Work to be completed: Give the entries again exactly, every one of them.

Exercise inputs:
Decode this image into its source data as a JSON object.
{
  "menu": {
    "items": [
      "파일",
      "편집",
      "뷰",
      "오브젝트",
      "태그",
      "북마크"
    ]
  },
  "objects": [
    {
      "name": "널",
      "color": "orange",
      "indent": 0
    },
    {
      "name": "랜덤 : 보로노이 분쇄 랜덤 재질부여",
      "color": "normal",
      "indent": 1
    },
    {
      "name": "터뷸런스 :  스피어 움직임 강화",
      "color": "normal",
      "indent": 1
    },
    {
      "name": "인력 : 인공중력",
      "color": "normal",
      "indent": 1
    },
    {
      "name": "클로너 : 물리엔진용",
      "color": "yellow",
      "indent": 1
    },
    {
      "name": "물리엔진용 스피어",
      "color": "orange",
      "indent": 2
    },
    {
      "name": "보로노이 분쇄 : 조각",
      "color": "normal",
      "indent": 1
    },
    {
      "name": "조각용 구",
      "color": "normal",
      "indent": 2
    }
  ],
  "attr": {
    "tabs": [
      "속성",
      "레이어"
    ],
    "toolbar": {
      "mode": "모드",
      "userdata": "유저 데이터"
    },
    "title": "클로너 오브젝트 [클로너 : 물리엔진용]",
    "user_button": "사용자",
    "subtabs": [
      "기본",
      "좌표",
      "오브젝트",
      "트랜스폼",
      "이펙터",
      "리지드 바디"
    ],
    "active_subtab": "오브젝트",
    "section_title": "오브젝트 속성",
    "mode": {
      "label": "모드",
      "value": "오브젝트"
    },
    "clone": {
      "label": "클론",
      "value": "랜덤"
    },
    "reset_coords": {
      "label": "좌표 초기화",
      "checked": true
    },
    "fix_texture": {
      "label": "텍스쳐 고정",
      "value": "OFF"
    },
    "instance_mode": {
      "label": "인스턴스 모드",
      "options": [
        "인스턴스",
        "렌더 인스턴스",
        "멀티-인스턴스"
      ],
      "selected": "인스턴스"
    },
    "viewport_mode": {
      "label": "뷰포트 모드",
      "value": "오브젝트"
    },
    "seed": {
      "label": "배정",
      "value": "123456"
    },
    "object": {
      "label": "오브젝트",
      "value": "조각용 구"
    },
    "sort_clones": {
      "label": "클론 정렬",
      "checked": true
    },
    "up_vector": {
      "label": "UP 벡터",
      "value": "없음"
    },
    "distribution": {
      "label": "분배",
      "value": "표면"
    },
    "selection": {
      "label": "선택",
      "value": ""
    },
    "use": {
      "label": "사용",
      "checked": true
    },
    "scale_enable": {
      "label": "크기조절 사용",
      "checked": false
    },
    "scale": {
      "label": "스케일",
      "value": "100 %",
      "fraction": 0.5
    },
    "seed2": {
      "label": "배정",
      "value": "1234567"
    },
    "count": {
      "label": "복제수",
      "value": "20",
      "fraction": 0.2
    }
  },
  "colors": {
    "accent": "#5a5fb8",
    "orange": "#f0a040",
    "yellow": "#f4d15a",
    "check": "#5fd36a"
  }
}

Completed task:
Decode this image into its source data as a JSON object.
{
  "menu": {
    "items": [
      "파일",
      "편집",
      "뷰",
      "오브젝트",
      "태그",
      "북마크"
    ]
  },
  "objects": [
    {
      "name": "널",
      "color": "orange",
      "indent": 0
    },
    {
      "name": "랜덤 : 보로노이 분쇄 랜덤 재질부여",
      "color": "normal",
      "indent": 1
    },
    {
      "name": "터뷸런스 :  스피어 움직임 강화",
      "color": "normal",
      "indent": 1
    },
    {
      "name": "인력 : 인공중력",
      "color": "normal",
      "indent": 1
    },
    {
      "name": "클로너 : 물리엔진용",
      "color": "yellow",
      "indent": 1
    },
    {
      "name": "물리엔진용 스피어",
      "color": "orange",
      "indent": 2
    },
    {
      "name": "보로노이 분쇄 : 조각",
      "color": "normal",
      "indent": 1
    },
    {
      "name": "조각용 구",
      "color": "normal",
      "indent": 2
    }
  ],
  "attr": {
    "tabs": [
      "속성",
      "레이어"
    ],
    "toolbar": {
      "mode": "모드",
      "userdata": "유저 데이터"
    },
    "title": "클로너 오브젝트 [클로너 : 물리엔진용]",
    "user_button": "사용자",
    "subtabs": [
      "기본",
      "좌표",
      "오브젝트",
      "트랜스폼",
      "이펙터",
      "리지드 바디"
    ],
    "active_subtab": "오브젝트",
    "section_title": "오브젝트 속성",
    "mode": {
      "label": "모드",
      "value": "오브젝트"
    },
    "clone": {
      "label": "클론",
      "value": "랜덤"
    },
    "reset_coords": {
      "label": "좌표 초기화",
      "checked": true
    },
    "fix_texture": {
      "label": "텍스쳐 고정",
      "value": "OFF"
    },
    "instance_mode": {
      "label": "인스턴스 모드",
      "options": [
        "인스턴스",
        "렌더 인스턴스",
        "멀티-인스턴스"
      ],
      "selected": "인스턴스"
    },
    "viewport_mode": {
      "label": "뷰포트 모드",
      "value": "오브젝트"
    },
    "seed": {
      "label": "배정",
      "value": "123456"
    },
    "object": {
      "label": "오브젝트",
      "value": "조각용 구"
    },
    "sort_clones": {
      "label": "클론 정렬",
      "checked": true
    },
    "up_vector": {
      "label": "UP 벡터",
      "value": "없음"
    },
    "distribution": {
      "label": "분배",
      "value": "표면"
    },
    "selection": {
      "label": "선택",
      "value": ""
    },
    "use": {
      "label": "사용",
      "checked": true
    },
    "scale_enable": {
      "label": "크기조절 사용",
      "checked": false
    },
    "scale": {
      "label": "스케일",
      "value": "100 %",
      "fraction": 0.5
    },
    "seed2": {
      "label": "배정",
      "value": "1234567"
    },
    "count": {
      "label": "복제수",
      "value": "20",
      "fraction": 0.2
    }
  },
  "colors": {
    "accent": "#5a5fb8",
    "orange": "#f0a040",
    "yellow": "#f4d15a",
    "check": "#5fd36a"
  }
}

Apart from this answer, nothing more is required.